▶ Given instruction: Copy everything in the listing below word for word, apart from any images.

= = = = = = =

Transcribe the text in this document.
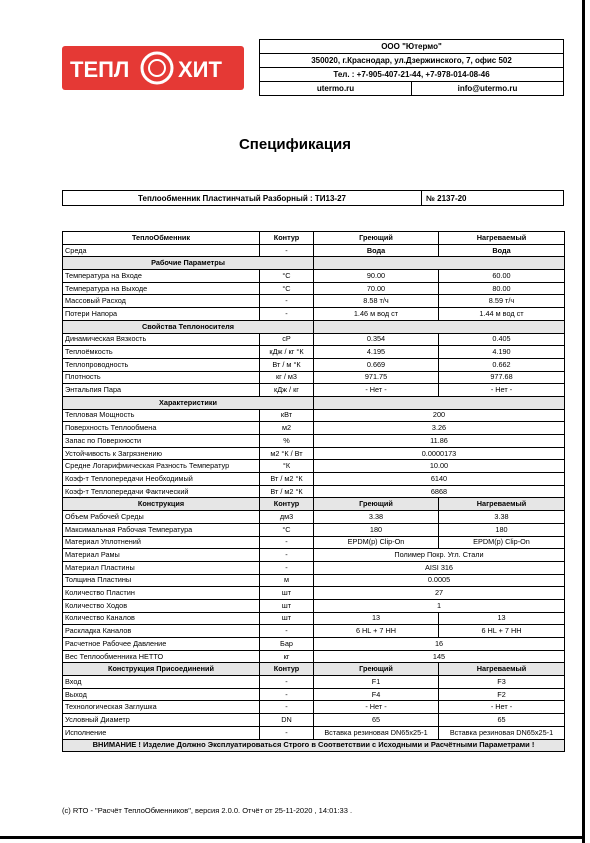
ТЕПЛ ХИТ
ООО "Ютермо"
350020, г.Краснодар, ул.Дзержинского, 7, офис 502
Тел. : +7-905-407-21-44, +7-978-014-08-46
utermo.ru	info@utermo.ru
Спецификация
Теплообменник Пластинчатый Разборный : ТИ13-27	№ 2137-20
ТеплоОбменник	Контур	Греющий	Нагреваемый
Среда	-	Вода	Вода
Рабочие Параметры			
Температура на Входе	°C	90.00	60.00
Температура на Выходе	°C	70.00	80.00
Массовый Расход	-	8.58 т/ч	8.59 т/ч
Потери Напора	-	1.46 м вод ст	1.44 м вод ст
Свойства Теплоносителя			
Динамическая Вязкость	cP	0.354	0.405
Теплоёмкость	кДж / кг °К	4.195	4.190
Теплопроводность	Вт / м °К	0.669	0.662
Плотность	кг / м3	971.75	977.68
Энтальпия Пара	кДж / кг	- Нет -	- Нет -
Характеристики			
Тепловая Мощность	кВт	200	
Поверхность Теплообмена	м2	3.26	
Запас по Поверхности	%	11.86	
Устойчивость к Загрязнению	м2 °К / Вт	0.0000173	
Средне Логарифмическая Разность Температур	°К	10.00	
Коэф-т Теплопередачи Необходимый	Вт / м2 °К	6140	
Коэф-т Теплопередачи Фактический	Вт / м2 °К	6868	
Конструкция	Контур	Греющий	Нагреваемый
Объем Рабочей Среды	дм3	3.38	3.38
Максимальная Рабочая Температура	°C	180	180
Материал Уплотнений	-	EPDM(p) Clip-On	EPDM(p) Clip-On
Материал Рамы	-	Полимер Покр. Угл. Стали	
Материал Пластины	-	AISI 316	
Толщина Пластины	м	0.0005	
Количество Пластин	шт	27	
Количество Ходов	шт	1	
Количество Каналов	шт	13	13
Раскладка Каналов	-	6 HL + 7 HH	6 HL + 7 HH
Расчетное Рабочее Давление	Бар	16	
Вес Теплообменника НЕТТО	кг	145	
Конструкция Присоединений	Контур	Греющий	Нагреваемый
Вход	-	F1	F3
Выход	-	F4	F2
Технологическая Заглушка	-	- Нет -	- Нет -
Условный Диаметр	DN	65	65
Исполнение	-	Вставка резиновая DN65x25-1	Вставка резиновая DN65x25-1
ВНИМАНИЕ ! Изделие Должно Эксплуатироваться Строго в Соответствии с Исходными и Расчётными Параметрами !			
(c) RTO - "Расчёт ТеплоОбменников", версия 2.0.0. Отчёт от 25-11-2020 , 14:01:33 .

= = = = = = =

▶ Full answer:
Transcribe the text in this document.
ТЕПЛ ХИТ
ООО "Ютермо"
350020, г.Краснодар, ул.Дзержинского, 7, офис 502
Тел. : +7-905-407-21-44, +7-978-014-08-46
utermo.ru	info@utermo.ru
Спецификация
Теплообменник Пластинчатый Разборный : ТИ13-27	№ 2137-20
ТеплоОбменник	Контур	Греющий	Нагреваемый
Среда	-	Вода	Вода
Рабочие Параметры			
Температура на Входе	°C	90.00	60.00
Температура на Выходе	°C	70.00	80.00
Массовый Расход	-	8.58 т/ч	8.59 т/ч
Потери Напора	-	1.46 м вод ст	1.44 м вод ст
Свойства Теплоносителя			
Динамическая Вязкость	cP	0.354	0.405
Теплоёмкость	кДж / кг °К	4.195	4.190
Теплопроводность	Вт / м °К	0.669	0.662
Плотность	кг / м3	971.75	977.68
Энтальпия Пара	кДж / кг	- Нет -	- Нет -
Характеристики			
Тепловая Мощность	кВт	200	
Поверхность Теплообмена	м2	3.26	
Запас по Поверхности	%	11.86	
Устойчивость к Загрязнению	м2 °К / Вт	0.0000173	
Средне Логарифмическая Разность Температур	°К	10.00	
Коэф-т Теплопередачи Необходимый	Вт / м2 °К	6140	
Коэф-т Теплопередачи Фактический	Вт / м2 °К	6868	
Конструкция	Контур	Греющий	Нагреваемый
Объем Рабочей Среды	дм3	3.38	3.38
Максимальная Рабочая Температура	°C	180	180
Материал Уплотнений	-	EPDM(p) Clip-On	EPDM(p) Clip-On
Материал Рамы	-	Полимер Покр. Угл. Стали	
Материал Пластины	-	AISI 316	
Толщина Пластины	м	0.0005	
Количество Пластин	шт	27	
Количество Ходов	шт	1	
Количество Каналов	шт	13	13
Раскладка Каналов	-	6 HL + 7 HH	6 HL + 7 HH
Расчетное Рабочее Давление	Бар	16	
Вес Теплообменника НЕТТО	кг	145	
Конструкция Присоединений	Контур	Греющий	Нагреваемый
Вход	-	F1	F3
Выход	-	F4	F2
Технологическая Заглушка	-	- Нет -	- Нет -
Условный Диаметр	DN	65	65
Исполнение	-	Вставка резиновая DN65x25-1	Вставка резиновая DN65x25-1
ВНИМАНИЕ ! Изделие Должно Эксплуатироваться Строго в Соответствии с Исходными и Расчётными Параметрами !			
(c) RTO - "Расчёт ТеплоОбменников", версия 2.0.0. Отчёт от 25-11-2020 , 14:01:33 .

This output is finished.